WRITTEN PROBLEM:
Show every line below where "Internet" can be found.

++++ EXCERPTED RECORDS ++++

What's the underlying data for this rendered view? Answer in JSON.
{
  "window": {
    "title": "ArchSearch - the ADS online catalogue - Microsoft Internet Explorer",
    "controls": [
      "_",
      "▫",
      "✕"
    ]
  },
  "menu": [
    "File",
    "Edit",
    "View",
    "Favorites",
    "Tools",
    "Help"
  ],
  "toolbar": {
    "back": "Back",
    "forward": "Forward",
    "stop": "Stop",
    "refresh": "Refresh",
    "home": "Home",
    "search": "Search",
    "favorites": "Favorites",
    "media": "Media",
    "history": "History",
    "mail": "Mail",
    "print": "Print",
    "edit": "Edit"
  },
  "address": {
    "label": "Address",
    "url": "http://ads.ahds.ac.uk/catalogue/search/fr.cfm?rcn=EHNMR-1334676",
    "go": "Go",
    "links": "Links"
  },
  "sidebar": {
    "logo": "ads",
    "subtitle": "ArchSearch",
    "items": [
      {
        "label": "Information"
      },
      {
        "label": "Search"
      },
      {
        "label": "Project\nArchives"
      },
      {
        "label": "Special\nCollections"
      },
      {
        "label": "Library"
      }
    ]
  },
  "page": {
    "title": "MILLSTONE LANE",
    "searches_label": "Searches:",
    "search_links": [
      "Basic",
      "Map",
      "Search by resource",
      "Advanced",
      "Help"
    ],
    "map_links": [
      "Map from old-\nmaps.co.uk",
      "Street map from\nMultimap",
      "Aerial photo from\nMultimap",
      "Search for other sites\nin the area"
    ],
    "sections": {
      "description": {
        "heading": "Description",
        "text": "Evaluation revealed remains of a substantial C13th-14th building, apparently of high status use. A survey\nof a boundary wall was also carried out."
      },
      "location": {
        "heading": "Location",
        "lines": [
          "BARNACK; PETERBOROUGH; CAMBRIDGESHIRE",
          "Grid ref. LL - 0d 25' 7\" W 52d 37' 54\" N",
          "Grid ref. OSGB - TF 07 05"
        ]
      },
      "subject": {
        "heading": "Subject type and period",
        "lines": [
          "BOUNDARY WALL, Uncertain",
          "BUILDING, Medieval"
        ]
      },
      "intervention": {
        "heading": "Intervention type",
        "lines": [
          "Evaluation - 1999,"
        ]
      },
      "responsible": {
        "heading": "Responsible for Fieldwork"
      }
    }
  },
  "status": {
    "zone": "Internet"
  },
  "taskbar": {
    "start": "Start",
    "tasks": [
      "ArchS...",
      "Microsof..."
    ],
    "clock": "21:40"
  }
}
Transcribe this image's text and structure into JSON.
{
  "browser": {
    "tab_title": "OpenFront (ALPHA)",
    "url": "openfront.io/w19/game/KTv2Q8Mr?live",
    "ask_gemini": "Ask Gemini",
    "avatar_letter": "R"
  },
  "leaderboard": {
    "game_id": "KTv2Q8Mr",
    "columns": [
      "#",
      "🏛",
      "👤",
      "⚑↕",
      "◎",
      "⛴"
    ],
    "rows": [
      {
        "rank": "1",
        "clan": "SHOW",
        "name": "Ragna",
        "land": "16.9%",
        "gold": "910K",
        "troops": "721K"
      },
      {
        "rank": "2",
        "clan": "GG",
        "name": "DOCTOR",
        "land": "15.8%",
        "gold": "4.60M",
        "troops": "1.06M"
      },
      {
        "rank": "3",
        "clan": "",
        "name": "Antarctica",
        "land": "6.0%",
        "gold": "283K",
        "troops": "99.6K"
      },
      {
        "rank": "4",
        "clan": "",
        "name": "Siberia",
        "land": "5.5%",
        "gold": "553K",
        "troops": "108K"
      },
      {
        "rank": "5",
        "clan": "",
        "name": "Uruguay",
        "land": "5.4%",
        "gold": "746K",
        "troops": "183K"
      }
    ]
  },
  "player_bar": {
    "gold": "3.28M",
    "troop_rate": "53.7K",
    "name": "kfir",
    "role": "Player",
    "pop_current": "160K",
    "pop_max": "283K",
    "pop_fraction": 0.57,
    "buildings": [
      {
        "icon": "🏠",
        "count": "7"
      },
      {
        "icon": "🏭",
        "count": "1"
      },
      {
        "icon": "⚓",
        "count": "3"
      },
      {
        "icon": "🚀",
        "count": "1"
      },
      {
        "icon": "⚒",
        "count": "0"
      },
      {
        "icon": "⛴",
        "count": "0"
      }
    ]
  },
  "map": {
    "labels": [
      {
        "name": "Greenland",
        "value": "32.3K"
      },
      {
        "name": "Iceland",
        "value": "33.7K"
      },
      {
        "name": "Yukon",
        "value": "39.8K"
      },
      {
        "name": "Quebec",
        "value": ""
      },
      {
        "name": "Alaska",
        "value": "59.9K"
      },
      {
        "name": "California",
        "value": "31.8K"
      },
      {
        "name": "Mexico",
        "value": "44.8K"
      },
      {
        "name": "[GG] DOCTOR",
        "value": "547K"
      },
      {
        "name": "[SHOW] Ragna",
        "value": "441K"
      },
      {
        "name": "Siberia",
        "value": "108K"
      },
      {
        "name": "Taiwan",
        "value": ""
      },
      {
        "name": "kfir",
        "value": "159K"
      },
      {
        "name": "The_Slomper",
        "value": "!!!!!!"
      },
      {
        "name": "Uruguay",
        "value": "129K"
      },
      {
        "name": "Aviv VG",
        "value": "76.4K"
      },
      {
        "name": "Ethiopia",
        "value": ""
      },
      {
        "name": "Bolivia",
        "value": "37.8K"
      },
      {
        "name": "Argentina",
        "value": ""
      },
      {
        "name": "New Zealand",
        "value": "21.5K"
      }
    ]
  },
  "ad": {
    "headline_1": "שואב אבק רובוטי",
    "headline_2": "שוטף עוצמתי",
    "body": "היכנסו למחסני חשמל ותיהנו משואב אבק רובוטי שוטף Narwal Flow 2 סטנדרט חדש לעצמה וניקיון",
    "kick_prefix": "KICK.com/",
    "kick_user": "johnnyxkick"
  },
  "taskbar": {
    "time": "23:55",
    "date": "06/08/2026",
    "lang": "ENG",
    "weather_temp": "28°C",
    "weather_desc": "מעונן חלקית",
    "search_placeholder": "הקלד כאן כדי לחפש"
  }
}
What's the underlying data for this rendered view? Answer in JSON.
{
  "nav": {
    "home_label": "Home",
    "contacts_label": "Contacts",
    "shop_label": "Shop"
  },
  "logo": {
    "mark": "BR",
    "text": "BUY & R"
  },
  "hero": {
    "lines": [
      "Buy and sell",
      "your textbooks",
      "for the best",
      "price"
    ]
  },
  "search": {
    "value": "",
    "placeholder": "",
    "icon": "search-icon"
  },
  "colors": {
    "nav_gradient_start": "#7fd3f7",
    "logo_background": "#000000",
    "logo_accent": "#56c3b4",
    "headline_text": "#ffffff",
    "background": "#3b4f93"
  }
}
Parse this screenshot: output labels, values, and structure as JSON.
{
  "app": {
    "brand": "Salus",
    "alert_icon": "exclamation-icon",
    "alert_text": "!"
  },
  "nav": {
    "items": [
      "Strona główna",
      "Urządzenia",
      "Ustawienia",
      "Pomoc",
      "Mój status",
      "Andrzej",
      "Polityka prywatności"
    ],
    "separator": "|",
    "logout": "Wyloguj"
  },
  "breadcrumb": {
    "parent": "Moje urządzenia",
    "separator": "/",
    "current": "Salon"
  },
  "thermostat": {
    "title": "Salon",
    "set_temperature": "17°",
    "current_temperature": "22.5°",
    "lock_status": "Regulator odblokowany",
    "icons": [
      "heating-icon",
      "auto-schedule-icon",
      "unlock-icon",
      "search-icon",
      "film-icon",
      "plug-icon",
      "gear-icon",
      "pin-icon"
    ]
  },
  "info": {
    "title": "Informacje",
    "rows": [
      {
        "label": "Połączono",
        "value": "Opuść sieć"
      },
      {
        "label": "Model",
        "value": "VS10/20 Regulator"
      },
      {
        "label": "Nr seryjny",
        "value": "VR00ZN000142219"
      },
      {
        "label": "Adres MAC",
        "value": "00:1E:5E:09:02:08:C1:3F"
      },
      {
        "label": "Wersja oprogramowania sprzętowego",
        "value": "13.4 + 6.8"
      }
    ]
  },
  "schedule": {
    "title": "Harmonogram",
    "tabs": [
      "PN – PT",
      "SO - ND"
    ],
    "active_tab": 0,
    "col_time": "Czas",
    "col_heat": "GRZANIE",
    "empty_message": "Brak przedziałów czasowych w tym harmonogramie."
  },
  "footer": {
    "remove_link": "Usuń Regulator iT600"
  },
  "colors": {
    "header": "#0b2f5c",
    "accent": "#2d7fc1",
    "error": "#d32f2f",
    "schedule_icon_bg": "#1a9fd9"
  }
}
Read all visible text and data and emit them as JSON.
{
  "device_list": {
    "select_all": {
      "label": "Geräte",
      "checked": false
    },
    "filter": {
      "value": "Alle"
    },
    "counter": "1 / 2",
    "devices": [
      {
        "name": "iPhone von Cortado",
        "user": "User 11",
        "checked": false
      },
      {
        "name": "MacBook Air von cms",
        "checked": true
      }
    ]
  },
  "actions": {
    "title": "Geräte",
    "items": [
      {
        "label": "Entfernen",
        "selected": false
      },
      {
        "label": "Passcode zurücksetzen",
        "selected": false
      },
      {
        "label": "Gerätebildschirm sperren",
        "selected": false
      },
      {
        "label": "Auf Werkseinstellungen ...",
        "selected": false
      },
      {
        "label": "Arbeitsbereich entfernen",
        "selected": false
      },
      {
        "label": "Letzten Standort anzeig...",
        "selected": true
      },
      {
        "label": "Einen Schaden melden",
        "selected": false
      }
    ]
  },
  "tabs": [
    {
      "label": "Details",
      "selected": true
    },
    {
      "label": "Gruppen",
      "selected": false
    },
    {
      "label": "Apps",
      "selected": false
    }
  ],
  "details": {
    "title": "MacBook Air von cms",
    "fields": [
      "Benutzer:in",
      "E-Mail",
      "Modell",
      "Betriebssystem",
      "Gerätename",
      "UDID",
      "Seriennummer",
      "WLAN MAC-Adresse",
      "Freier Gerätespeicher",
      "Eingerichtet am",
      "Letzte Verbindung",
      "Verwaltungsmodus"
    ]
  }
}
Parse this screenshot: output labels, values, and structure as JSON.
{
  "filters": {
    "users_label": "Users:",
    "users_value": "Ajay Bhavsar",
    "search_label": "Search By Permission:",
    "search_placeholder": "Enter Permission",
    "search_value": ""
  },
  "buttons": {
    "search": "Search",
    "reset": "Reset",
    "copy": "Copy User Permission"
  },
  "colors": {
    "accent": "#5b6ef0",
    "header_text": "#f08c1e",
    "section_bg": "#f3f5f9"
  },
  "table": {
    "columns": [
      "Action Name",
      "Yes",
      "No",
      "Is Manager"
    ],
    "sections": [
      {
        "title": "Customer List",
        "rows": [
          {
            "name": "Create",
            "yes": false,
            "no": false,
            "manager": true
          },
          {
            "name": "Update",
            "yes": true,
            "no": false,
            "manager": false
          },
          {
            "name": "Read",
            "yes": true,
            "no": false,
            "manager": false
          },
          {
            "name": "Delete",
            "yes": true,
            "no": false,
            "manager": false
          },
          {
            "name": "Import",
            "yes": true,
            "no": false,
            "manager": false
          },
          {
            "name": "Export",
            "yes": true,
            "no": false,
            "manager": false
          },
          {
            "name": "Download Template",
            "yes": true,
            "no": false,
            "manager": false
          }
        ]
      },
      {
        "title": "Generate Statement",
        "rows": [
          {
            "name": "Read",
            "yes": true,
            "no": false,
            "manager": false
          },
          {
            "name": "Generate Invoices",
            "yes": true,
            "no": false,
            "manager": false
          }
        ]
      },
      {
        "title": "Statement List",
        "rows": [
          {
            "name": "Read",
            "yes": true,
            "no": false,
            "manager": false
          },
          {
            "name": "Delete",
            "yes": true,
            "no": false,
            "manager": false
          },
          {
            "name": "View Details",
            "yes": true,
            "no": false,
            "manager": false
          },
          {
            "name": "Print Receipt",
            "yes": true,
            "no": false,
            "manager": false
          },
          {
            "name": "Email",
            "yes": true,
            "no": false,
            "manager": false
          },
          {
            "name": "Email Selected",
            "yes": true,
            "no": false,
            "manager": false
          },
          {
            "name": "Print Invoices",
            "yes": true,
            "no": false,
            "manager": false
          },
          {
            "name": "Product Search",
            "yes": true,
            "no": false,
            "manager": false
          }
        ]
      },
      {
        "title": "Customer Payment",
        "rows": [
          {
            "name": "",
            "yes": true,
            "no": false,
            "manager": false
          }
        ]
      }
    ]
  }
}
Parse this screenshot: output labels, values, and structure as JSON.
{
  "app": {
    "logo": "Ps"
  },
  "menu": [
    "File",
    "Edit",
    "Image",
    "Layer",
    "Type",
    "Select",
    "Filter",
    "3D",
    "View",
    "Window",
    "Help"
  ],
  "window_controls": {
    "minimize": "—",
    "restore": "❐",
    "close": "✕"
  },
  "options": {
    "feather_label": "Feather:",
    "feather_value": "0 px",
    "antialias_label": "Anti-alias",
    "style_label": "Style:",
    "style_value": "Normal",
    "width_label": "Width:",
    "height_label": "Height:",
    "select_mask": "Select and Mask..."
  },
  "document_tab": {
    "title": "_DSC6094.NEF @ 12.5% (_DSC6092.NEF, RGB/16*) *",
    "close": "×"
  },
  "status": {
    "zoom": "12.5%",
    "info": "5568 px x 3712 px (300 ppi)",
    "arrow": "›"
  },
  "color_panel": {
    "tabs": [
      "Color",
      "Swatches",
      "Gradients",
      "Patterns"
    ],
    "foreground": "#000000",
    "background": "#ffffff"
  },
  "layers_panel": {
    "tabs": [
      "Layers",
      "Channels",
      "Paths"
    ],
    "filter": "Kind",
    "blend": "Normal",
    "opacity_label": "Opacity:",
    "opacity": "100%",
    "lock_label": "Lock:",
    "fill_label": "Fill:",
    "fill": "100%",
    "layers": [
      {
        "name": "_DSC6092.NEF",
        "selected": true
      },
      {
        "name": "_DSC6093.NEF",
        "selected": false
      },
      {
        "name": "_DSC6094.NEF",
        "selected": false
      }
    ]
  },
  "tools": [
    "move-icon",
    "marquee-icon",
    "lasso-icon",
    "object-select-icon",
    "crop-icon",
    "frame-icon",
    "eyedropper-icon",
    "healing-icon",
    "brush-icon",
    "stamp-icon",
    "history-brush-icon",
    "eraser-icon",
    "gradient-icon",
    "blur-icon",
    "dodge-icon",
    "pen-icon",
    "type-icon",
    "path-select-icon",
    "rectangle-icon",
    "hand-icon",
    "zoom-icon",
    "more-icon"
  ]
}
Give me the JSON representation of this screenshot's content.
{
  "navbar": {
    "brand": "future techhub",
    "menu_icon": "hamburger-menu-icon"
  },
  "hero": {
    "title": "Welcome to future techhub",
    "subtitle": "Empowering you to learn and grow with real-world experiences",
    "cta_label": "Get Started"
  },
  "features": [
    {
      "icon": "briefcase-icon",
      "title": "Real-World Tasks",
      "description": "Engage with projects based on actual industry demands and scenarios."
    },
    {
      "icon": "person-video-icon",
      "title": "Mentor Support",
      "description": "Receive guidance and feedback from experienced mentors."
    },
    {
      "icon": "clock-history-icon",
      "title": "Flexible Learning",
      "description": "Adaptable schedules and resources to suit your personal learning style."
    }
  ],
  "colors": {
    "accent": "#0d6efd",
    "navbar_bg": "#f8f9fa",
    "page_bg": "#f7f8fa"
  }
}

++++

RESULT:
    "title": "ArchSearch - the ADS online catalogue - Microsoft Internet Explorer",
    "zone": "Internet"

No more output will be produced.